[Work to be completed]: In the entries below, count every line containing "blank". Return the number and nothing else.

[Dataset entries]:
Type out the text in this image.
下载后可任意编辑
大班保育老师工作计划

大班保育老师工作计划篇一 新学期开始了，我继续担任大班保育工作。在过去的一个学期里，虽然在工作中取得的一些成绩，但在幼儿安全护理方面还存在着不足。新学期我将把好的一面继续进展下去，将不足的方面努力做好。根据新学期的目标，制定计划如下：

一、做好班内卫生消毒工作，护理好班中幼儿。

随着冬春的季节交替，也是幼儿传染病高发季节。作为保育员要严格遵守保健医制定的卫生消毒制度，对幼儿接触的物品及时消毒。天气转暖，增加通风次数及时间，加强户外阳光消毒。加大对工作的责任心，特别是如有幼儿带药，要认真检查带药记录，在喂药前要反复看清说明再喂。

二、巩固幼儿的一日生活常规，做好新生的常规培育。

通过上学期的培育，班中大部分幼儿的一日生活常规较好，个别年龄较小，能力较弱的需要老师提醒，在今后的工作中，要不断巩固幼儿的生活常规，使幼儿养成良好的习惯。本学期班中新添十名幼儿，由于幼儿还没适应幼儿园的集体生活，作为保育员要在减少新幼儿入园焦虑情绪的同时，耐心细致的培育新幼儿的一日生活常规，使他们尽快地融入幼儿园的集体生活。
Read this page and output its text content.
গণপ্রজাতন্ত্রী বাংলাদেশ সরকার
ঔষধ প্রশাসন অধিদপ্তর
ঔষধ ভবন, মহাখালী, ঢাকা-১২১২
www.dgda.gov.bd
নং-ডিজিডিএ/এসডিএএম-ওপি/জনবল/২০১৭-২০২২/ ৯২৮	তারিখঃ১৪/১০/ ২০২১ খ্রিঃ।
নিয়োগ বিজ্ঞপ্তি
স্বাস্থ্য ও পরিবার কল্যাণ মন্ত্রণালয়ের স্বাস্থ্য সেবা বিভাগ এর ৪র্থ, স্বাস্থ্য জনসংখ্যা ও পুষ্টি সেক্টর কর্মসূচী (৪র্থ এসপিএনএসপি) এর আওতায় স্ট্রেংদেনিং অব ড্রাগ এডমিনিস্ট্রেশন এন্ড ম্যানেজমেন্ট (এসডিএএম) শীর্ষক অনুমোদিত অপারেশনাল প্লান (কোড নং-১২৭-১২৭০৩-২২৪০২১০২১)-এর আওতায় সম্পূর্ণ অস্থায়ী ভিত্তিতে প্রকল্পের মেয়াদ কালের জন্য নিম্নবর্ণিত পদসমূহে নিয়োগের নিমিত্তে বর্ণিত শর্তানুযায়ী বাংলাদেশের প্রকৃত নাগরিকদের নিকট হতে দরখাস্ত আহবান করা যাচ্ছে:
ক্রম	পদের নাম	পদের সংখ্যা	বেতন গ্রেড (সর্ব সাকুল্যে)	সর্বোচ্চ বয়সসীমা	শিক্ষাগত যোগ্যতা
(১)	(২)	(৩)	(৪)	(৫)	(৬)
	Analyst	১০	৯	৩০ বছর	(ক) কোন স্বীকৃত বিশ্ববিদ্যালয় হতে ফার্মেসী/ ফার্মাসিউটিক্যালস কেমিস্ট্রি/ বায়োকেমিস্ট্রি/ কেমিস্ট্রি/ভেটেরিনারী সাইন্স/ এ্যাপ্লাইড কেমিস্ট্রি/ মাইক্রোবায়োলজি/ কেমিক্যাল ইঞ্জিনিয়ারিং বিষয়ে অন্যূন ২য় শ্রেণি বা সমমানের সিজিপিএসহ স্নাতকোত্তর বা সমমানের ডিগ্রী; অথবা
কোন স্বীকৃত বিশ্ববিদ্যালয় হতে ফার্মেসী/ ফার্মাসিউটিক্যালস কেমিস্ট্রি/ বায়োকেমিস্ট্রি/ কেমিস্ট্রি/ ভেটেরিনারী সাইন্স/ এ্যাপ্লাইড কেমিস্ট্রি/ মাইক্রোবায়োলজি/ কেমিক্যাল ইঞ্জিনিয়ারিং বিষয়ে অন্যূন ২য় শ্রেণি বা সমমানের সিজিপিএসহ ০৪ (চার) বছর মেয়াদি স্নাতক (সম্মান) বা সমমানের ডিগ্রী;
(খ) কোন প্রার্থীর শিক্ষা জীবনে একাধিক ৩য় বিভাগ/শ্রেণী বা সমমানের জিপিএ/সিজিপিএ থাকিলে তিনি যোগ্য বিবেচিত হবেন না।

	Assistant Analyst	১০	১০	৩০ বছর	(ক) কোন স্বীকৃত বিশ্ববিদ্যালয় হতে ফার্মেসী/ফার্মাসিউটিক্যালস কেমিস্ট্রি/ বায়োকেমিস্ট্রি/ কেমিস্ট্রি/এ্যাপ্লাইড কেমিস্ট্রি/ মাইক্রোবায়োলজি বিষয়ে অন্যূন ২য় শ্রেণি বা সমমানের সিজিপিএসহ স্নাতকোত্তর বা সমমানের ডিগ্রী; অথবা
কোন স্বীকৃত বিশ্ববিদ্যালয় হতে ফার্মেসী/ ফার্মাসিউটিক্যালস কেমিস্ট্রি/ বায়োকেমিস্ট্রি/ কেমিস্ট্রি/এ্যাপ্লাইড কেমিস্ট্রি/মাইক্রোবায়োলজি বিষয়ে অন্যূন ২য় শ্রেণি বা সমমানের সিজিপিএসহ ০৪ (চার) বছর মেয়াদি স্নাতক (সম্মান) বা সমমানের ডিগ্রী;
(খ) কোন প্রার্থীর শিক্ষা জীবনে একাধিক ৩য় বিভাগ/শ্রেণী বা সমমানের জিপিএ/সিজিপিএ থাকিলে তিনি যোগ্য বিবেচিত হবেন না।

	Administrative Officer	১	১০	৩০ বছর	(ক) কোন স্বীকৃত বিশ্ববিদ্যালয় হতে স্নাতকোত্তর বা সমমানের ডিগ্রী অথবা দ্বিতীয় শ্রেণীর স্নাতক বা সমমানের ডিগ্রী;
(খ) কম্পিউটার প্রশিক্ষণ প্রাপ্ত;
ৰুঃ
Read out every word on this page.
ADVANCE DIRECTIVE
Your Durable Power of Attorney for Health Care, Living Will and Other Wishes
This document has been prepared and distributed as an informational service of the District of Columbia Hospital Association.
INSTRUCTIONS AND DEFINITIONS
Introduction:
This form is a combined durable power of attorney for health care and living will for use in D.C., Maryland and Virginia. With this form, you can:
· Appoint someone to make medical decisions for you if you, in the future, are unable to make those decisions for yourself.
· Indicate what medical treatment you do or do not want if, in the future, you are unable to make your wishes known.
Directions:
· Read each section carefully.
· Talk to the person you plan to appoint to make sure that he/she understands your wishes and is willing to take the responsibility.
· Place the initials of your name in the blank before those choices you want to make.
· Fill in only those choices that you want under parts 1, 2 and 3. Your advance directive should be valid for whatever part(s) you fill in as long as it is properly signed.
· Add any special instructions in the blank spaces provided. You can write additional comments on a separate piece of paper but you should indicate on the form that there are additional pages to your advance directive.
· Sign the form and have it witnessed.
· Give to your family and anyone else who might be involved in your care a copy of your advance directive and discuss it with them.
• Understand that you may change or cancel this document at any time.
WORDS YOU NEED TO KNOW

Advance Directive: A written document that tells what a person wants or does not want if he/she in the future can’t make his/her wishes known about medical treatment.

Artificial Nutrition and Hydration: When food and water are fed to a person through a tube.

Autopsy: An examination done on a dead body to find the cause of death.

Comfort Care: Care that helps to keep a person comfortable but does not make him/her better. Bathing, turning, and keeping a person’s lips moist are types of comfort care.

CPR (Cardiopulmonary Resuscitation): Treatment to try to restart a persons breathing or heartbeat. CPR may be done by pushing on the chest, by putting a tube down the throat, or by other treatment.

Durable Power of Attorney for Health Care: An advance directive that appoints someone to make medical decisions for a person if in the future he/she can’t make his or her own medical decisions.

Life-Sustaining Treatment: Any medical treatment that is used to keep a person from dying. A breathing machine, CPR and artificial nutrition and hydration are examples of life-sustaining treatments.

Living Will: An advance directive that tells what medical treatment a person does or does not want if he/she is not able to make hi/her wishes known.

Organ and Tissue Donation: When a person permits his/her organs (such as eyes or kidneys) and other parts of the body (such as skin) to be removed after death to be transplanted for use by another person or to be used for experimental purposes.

[Answer to the task]: 2